══ Input material

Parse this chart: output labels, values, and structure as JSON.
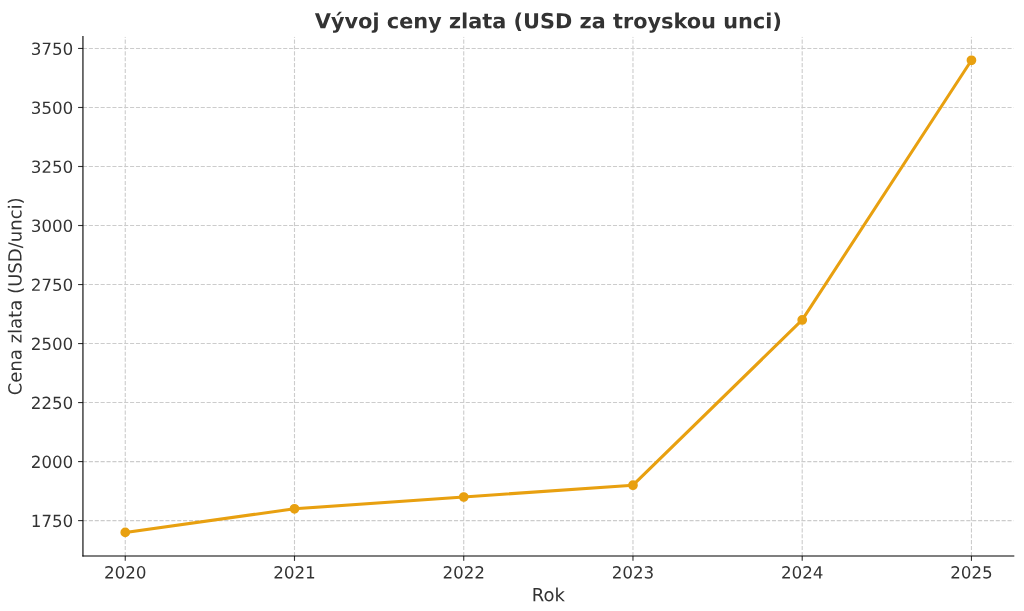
{
  "chart_data": {
    "type": "line",
    "title": "Vývoj ceny zlata (USD za troyskou unci)",
    "xlabel": "Rok",
    "ylabel": "Cena zlata (USD/unci)",
    "x": [
      2020,
      2021,
      2022,
      2023,
      2024,
      2025
    ],
    "series": [
      {
        "color": "#e8a010",
        "values": [
          1700,
          1800,
          1850,
          1900,
          2600,
          3700
        ]
      }
    ],
    "xlim": [
      2019.75,
      2025.25
    ],
    "xticks": [
      2020,
      2021,
      2022,
      2023,
      2024,
      2025
    ],
    "ylim": [
      1600,
      3800
    ],
    "yticks": [
      1750,
      2000,
      2250,
      2500,
      2750,
      3000,
      3250,
      3500,
      3750
    ],
    "grid": true,
    "marker": "circle",
    "line_style": "solid"
  }
}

════

* [Given problem]: Leave the pictures out, and transcribe each of the records exactly.

* [Completed exercise]:
Parse this chart: output labels, values, and structure as JSON.
{
  "chart_data": {
    "type": "line",
    "title": "Vývoj ceny zlata (USD za troyskou unci)",
    "xlabel": "Rok",
    "ylabel": "Cena zlata (USD/unci)",
    "x": [
      2020,
      2021,
      2022,
      2023,
      2024,
      2025
    ],
    "series": [
      {
        "color": "#e8a010",
        "values": [
          1700,
          1800,
          1850,
          1900,
          2600,
          3700
        ]
      }
    ],
    "xlim": [
      2019.75,
      2025.25
    ],
    "xticks": [
      2020,
      2021,
      2022,
      2023,
      2024,
      2025
    ],
    "ylim": [
      1600,
      3800
    ],
    "yticks": [
      1750,
      2000,
      2250,
      2500,
      2750,
      3000,
      3250,
      3500,
      3750
    ],
    "grid": true,
    "marker": "circle",
    "line_style": "solid"
  }
}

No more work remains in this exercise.